Dataset rows
━━━━━━

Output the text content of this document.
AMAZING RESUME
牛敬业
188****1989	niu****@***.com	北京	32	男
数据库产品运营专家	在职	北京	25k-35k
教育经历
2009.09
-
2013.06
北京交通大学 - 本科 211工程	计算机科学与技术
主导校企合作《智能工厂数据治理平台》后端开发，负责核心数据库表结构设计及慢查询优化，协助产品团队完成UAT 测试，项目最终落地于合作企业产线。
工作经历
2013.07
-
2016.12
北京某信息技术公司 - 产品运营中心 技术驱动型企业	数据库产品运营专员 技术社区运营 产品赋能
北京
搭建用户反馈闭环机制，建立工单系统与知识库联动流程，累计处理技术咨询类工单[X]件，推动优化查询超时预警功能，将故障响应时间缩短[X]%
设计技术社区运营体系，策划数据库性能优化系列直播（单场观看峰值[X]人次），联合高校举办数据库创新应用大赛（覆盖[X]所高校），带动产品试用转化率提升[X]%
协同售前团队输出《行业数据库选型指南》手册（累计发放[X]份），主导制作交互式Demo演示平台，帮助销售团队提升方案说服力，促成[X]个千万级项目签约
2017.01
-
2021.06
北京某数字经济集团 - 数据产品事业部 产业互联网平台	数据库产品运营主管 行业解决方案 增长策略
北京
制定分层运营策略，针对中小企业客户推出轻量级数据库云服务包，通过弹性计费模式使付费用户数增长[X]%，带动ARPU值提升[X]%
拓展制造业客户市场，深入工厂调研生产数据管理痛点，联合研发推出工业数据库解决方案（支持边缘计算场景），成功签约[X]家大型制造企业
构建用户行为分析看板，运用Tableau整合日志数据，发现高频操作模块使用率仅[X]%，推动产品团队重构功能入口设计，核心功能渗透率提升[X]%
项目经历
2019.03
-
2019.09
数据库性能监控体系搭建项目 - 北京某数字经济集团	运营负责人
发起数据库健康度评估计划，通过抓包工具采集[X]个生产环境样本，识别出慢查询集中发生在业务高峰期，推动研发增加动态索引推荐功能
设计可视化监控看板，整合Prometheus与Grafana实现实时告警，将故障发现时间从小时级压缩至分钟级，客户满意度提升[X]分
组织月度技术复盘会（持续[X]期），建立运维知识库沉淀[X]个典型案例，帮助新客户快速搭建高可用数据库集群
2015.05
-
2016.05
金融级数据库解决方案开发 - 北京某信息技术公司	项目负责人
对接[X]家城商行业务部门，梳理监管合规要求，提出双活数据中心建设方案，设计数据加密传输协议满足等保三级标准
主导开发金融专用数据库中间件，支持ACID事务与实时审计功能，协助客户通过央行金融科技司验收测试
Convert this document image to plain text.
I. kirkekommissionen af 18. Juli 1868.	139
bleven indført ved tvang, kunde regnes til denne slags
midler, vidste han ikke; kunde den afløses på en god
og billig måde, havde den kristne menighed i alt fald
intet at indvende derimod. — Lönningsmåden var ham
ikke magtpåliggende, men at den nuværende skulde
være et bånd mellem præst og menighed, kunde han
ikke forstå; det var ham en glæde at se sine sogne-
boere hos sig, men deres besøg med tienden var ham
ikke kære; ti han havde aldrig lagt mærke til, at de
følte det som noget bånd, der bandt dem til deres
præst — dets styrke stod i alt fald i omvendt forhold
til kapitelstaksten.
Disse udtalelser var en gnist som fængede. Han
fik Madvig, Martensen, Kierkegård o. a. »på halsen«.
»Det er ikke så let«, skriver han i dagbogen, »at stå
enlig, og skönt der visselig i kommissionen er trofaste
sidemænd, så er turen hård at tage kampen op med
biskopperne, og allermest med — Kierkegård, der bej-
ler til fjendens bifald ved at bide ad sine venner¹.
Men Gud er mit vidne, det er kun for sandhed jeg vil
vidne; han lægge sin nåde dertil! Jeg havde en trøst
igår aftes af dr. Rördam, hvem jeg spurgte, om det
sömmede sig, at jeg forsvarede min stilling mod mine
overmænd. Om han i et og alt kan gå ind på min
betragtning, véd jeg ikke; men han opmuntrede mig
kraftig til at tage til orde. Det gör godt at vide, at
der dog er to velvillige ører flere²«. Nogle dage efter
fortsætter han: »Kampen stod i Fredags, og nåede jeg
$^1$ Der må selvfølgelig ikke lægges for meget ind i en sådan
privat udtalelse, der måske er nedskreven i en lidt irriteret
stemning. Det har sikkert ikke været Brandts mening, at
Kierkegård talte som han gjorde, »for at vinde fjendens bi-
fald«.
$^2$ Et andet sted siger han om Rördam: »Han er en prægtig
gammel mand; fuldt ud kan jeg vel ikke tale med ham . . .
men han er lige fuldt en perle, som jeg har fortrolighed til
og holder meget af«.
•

━━━━━━

### Instruction
Print the whole listing again, exactly.

### The result
Output the text content of this document.
AMAZING RESUME
牛敬业
188****1989	niu****@***.com	北京	32	男
数据库产品运营专家	在职	北京	25k-35k
教育经历
2009.09
-
2013.06
北京交通大学 - 本科 211工程	计算机科学与技术
主导校企合作《智能工厂数据治理平台》后端开发，负责核心数据库表结构设计及慢查询优化，协助产品团队完成UAT 测试，项目最终落地于合作企业产线。
工作经历
2013.07
-
2016.12
北京某信息技术公司 - 产品运营中心 技术驱动型企业	数据库产品运营专员 技术社区运营 产品赋能
北京
搭建用户反馈闭环机制，建立工单系统与知识库联动流程，累计处理技术咨询类工单[X]件，推动优化查询超时预警功能，将故障响应时间缩短[X]%
设计技术社区运营体系，策划数据库性能优化系列直播（单场观看峰值[X]人次），联合高校举办数据库创新应用大赛（覆盖[X]所高校），带动产品试用转化率提升[X]%
协同售前团队输出《行业数据库选型指南》手册（累计发放[X]份），主导制作交互式Demo演示平台，帮助销售团队提升方案说服力，促成[X]个千万级项目签约
2017.01
-
2021.06
北京某数字经济集团 - 数据产品事业部 产业互联网平台	数据库产品运营主管 行业解决方案 增长策略
北京
制定分层运营策略，针对中小企业客户推出轻量级数据库云服务包，通过弹性计费模式使付费用户数增长[X]%，带动ARPU值提升[X]%
拓展制造业客户市场，深入工厂调研生产数据管理痛点，联合研发推出工业数据库解决方案（支持边缘计算场景），成功签约[X]家大型制造企业
构建用户行为分析看板，运用Tableau整合日志数据，发现高频操作模块使用率仅[X]%，推动产品团队重构功能入口设计，核心功能渗透率提升[X]%
项目经历
2019.03
-
2019.09
数据库性能监控体系搭建项目 - 北京某数字经济集团	运营负责人
发起数据库健康度评估计划，通过抓包工具采集[X]个生产环境样本，识别出慢查询集中发生在业务高峰期，推动研发增加动态索引推荐功能
设计可视化监控看板，整合Prometheus与Grafana实现实时告警，将故障发现时间从小时级压缩至分钟级，客户满意度提升[X]分
组织月度技术复盘会（持续[X]期），建立运维知识库沉淀[X]个典型案例，帮助新客户快速搭建高可用数据库集群
2015.05
-
2016.05
金融级数据库解决方案开发 - 北京某信息技术公司	项目负责人
对接[X]家城商行业务部门，梳理监管合规要求，提出双活数据中心建设方案，设计数据加密传输协议满足等保三级标准
主导开发金融专用数据库中间件，支持ACID事务与实时审计功能，协助客户通过央行金融科技司验收测试
Convert this document image to plain text.
I. kirkekommissionen af 18. Juli 1868.	139
bleven indført ved tvang, kunde regnes til denne slags
midler, vidste han ikke; kunde den afløses på en god
og billig måde, havde den kristne menighed i alt fald
intet at indvende derimod. — Lönningsmåden var ham
ikke magtpåliggende, men at den nuværende skulde
være et bånd mellem præst og menighed, kunde han
ikke forstå; det var ham en glæde at se sine sogne-
boere hos sig, men deres besøg med tienden var ham
ikke kære; ti han havde aldrig lagt mærke til, at de
følte det som noget bånd, der bandt dem til deres
præst — dets styrke stod i alt fald i omvendt forhold
til kapitelstaksten.
Disse udtalelser var en gnist som fængede. Han
fik Madvig, Martensen, Kierkegård o. a. »på halsen«.
»Det er ikke så let«, skriver han i dagbogen, »at stå
enlig, og skönt der visselig i kommissionen er trofaste
sidemænd, så er turen hård at tage kampen op med
biskopperne, og allermest med — Kierkegård, der bej-
ler til fjendens bifald ved at bide ad sine venner¹.
Men Gud er mit vidne, det er kun for sandhed jeg vil
vidne; han lægge sin nåde dertil! Jeg havde en trøst
igår aftes af dr. Rördam, hvem jeg spurgte, om det
sömmede sig, at jeg forsvarede min stilling mod mine
overmænd. Om han i et og alt kan gå ind på min
betragtning, véd jeg ikke; men han opmuntrede mig
kraftig til at tage til orde. Det gör godt at vide, at
der dog er to velvillige ører flere²«. Nogle dage efter
fortsætter han: »Kampen stod i Fredags, og nåede jeg
$^1$ Der må selvfølgelig ikke lægges for meget ind i en sådan
privat udtalelse, der måske er nedskreven i en lidt irriteret
stemning. Det har sikkert ikke været Brandts mening, at
Kierkegård talte som han gjorde, »for at vinde fjendens bi-
fald«.
$^2$ Et andet sted siger han om Rördam: »Han er en prægtig
gammel mand; fuldt ud kan jeg vel ikke tale med ham . . .
men han er lige fuldt en perle, som jeg har fortrolighed til
og holder meget af«.
•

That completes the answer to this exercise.